-- begin Record extracts --

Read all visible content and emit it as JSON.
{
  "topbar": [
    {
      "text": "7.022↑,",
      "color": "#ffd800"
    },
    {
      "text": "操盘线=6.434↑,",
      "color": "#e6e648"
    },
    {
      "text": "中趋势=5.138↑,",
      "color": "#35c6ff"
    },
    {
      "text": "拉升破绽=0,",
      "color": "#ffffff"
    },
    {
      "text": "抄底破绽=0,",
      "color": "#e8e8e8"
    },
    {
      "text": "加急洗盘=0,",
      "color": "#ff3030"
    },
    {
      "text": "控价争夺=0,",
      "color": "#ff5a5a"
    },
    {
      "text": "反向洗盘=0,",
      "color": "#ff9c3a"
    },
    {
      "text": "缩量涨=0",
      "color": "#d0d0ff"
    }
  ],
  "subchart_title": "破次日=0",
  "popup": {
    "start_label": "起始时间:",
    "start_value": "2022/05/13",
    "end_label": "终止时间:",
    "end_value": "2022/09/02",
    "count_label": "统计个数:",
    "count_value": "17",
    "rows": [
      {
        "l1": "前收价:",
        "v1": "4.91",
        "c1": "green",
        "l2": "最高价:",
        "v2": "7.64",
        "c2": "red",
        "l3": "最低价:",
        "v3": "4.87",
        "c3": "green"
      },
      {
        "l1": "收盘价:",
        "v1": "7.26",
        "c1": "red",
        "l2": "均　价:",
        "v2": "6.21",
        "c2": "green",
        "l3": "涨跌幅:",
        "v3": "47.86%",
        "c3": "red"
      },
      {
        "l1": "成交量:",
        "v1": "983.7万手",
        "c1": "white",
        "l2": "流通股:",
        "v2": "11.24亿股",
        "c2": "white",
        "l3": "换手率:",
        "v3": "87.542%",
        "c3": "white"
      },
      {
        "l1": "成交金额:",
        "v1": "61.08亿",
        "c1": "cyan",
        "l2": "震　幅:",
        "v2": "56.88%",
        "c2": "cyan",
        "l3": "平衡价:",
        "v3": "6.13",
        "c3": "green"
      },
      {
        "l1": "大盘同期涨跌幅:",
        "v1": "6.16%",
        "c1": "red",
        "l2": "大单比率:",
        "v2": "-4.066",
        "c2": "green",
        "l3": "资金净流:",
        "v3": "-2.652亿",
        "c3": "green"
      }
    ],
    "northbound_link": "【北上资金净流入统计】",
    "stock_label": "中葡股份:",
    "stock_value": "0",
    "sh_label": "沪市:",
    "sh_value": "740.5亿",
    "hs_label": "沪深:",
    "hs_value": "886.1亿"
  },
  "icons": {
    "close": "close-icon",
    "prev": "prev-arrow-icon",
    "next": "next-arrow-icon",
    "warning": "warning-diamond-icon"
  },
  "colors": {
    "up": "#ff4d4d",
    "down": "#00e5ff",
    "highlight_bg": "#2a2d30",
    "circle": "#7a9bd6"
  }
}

-- end Record extracts --
-- begin Record extracts --

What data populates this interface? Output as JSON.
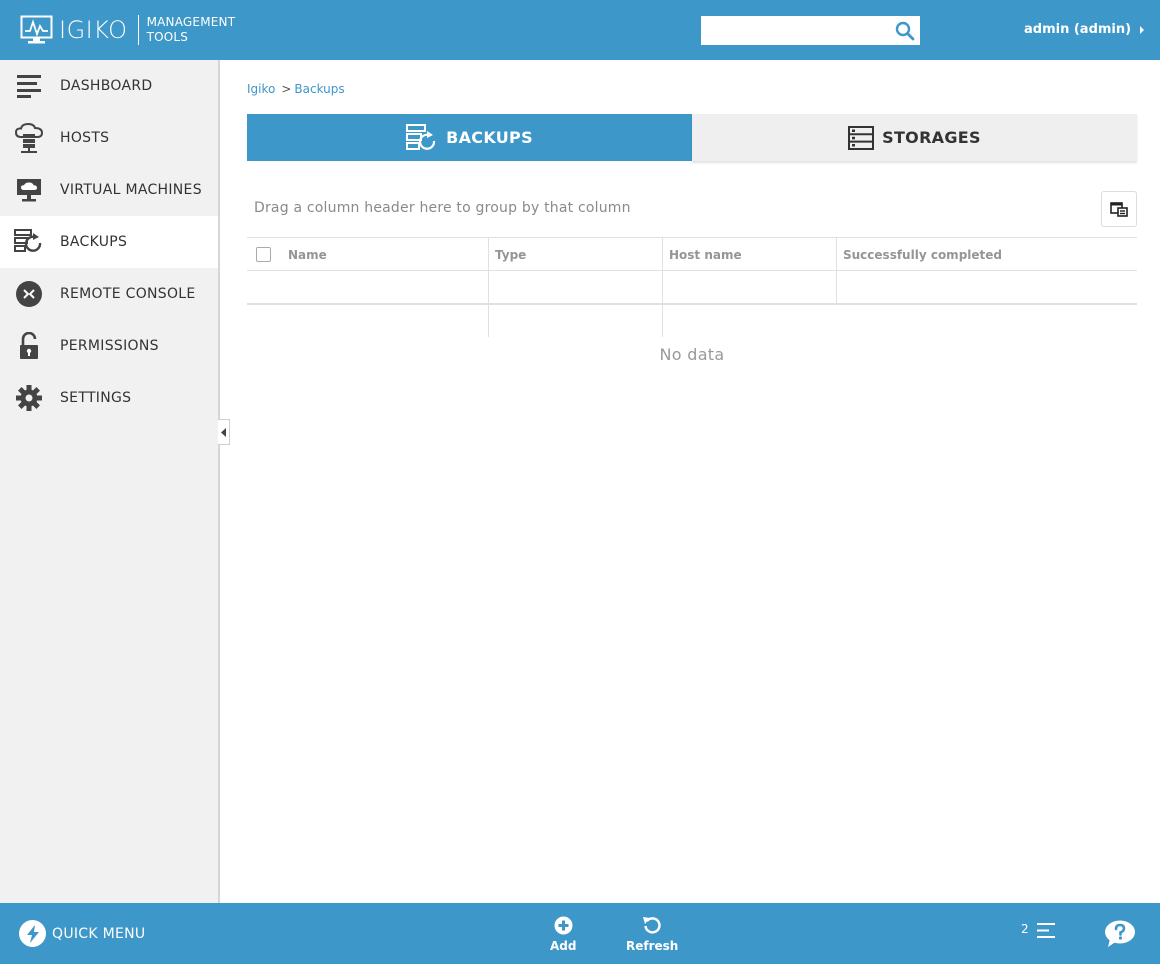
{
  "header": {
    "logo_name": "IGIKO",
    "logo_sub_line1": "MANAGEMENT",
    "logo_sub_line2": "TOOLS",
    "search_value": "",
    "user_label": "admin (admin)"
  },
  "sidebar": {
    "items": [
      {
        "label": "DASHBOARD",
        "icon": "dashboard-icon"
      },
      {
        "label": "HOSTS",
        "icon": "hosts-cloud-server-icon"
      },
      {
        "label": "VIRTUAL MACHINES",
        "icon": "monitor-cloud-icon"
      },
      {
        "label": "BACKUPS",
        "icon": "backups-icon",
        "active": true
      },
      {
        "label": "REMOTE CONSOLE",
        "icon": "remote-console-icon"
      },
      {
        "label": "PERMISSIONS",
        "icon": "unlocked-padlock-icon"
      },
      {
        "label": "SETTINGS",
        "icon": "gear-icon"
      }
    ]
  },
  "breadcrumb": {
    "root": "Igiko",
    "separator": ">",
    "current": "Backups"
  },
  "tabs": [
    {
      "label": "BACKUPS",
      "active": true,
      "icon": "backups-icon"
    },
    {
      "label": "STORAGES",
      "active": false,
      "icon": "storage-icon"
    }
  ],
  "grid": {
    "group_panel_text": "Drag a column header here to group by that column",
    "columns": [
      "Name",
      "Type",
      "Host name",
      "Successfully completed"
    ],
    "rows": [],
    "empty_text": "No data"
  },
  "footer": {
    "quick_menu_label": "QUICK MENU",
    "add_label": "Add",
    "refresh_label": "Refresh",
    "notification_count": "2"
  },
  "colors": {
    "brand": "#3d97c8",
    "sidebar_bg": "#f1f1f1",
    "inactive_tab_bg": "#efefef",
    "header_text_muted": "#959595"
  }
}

-- end Record extracts --
-- begin Record extracts --

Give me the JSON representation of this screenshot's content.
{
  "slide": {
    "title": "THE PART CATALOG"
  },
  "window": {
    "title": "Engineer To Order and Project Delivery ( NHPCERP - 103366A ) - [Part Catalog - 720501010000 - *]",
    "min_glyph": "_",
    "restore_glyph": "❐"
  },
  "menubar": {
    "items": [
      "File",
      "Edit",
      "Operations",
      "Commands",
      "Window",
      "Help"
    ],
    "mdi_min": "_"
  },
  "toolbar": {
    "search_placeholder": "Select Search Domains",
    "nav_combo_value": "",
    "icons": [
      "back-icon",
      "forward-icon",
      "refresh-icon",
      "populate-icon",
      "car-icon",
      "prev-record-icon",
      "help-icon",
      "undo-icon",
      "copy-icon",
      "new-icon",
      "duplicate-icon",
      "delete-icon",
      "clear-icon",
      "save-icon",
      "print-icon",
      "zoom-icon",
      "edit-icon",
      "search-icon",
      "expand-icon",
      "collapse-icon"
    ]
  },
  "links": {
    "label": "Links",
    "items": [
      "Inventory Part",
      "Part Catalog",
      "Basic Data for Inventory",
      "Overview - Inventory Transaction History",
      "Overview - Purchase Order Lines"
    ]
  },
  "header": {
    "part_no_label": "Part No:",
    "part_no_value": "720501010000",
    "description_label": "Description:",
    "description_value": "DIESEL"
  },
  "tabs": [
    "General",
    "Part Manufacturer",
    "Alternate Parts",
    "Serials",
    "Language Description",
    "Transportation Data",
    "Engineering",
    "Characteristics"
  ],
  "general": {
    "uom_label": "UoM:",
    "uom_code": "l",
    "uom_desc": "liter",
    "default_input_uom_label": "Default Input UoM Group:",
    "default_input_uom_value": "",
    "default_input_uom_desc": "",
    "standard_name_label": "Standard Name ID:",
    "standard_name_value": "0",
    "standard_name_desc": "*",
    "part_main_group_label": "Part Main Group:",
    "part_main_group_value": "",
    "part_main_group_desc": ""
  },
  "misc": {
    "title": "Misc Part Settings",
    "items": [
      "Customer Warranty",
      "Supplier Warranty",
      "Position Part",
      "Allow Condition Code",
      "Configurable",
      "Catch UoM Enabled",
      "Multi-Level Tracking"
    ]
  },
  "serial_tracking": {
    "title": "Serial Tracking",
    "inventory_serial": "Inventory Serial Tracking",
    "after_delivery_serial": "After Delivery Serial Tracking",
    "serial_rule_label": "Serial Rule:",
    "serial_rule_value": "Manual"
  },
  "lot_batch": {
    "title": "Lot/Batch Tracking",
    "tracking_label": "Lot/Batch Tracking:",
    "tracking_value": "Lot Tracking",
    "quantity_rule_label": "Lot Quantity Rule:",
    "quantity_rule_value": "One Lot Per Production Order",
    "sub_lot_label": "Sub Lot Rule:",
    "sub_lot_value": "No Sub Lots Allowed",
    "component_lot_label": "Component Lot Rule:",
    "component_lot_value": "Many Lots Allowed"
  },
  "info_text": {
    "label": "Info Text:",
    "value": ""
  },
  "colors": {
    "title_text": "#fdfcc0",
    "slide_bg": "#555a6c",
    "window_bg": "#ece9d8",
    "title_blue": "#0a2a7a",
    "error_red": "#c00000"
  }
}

-- end Record extracts --

> _What to produce_:
Lines that hold "Order" are the ones to copy; find all of them.

> _Reply_:
    "title": "Engineer To Order and Project Delivery ( NHPCERP - 103366A ) - [Part Catalog - 720501010000 - *]",
      "Overview - Purchase Order Lines"
    "quantity_rule_value": "One Lot Per Production Order",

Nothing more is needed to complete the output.